What you have to do »
Reproduce the listing verbatim.

Given data »
►

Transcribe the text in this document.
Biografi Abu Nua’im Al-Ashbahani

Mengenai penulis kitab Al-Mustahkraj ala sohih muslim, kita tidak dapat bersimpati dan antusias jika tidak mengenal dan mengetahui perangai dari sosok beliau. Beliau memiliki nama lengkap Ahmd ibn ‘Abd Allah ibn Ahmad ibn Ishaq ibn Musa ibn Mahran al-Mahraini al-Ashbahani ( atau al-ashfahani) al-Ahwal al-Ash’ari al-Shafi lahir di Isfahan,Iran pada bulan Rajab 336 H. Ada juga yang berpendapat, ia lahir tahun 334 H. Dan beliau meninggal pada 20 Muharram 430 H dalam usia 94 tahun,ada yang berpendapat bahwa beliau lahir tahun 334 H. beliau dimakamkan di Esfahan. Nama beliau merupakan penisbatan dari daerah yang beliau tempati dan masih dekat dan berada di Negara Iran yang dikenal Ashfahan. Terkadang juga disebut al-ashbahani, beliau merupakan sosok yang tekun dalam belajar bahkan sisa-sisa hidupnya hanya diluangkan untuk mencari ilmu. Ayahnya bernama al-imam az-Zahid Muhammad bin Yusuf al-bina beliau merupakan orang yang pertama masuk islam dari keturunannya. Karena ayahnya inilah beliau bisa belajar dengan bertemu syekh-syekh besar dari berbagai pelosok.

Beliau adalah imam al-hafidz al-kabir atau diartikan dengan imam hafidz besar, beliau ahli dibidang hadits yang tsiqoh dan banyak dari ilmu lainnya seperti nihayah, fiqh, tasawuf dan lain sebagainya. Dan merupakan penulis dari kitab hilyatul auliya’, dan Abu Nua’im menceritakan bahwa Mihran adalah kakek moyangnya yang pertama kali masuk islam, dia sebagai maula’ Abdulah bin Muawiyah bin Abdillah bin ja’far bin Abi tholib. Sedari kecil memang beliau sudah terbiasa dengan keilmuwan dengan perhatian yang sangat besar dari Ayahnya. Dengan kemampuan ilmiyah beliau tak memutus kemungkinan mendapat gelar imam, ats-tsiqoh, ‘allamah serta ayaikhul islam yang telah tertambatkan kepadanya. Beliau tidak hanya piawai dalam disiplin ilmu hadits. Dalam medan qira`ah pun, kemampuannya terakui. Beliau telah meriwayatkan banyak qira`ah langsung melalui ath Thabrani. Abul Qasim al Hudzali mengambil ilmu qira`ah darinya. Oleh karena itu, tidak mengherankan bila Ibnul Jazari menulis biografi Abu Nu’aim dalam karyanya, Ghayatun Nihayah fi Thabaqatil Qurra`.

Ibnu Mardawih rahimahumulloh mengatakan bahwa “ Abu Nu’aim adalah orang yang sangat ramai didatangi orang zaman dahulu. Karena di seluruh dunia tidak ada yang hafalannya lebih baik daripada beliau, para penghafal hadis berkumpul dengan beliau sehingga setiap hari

◄

Problem solution »
Transcribe the text in this document.
Biografi Abu Nua’im Al-Ashbahani

Mengenai penulis kitab Al-Mustahkraj ala sohih muslim, kita tidak dapat bersimpati dan antusias jika tidak mengenal dan mengetahui perangai dari sosok beliau. Beliau memiliki nama lengkap Ahmd ibn ‘Abd Allah ibn Ahmad ibn Ishaq ibn Musa ibn Mahran al-Mahraini al-Ashbahani ( atau al-ashfahani) al-Ahwal al-Ash’ari al-Shafi lahir di Isfahan,Iran pada bulan Rajab 336 H. Ada juga yang berpendapat, ia lahir tahun 334 H. Dan beliau meninggal pada 20 Muharram 430 H dalam usia 94 tahun,ada yang berpendapat bahwa beliau lahir tahun 334 H. beliau dimakamkan di Esfahan. Nama beliau merupakan penisbatan dari daerah yang beliau tempati dan masih dekat dan berada di Negara Iran yang dikenal Ashfahan. Terkadang juga disebut al-ashbahani, beliau merupakan sosok yang tekun dalam belajar bahkan sisa-sisa hidupnya hanya diluangkan untuk mencari ilmu. Ayahnya bernama al-imam az-Zahid Muhammad bin Yusuf al-bina beliau merupakan orang yang pertama masuk islam dari keturunannya. Karena ayahnya inilah beliau bisa belajar dengan bertemu syekh-syekh besar dari berbagai pelosok.

Beliau adalah imam al-hafidz al-kabir atau diartikan dengan imam hafidz besar, beliau ahli dibidang hadits yang tsiqoh dan banyak dari ilmu lainnya seperti nihayah, fiqh, tasawuf dan lain sebagainya. Dan merupakan penulis dari kitab hilyatul auliya’, dan Abu Nua’im menceritakan bahwa Mihran adalah kakek moyangnya yang pertama kali masuk islam, dia sebagai maula’ Abdulah bin Muawiyah bin Abdillah bin ja’far bin Abi tholib. Sedari kecil memang beliau sudah terbiasa dengan keilmuwan dengan perhatian yang sangat besar dari Ayahnya. Dengan kemampuan ilmiyah beliau tak memutus kemungkinan mendapat gelar imam, ats-tsiqoh, ‘allamah serta ayaikhul islam yang telah tertambatkan kepadanya. Beliau tidak hanya piawai dalam disiplin ilmu hadits. Dalam medan qira`ah pun, kemampuannya terakui. Beliau telah meriwayatkan banyak qira`ah langsung melalui ath Thabrani. Abul Qasim al Hudzali mengambil ilmu qira`ah darinya. Oleh karena itu, tidak mengherankan bila Ibnul Jazari menulis biografi Abu Nu’aim dalam karyanya, Ghayatun Nihayah fi Thabaqatil Qurra`.

Ibnu Mardawih rahimahumulloh mengatakan bahwa “ Abu Nu’aim adalah orang yang sangat ramai didatangi orang zaman dahulu. Karena di seluruh dunia tidak ada yang hafalannya lebih baik daripada beliau, para penghafal hadis berkumpul dengan beliau sehingga setiap hari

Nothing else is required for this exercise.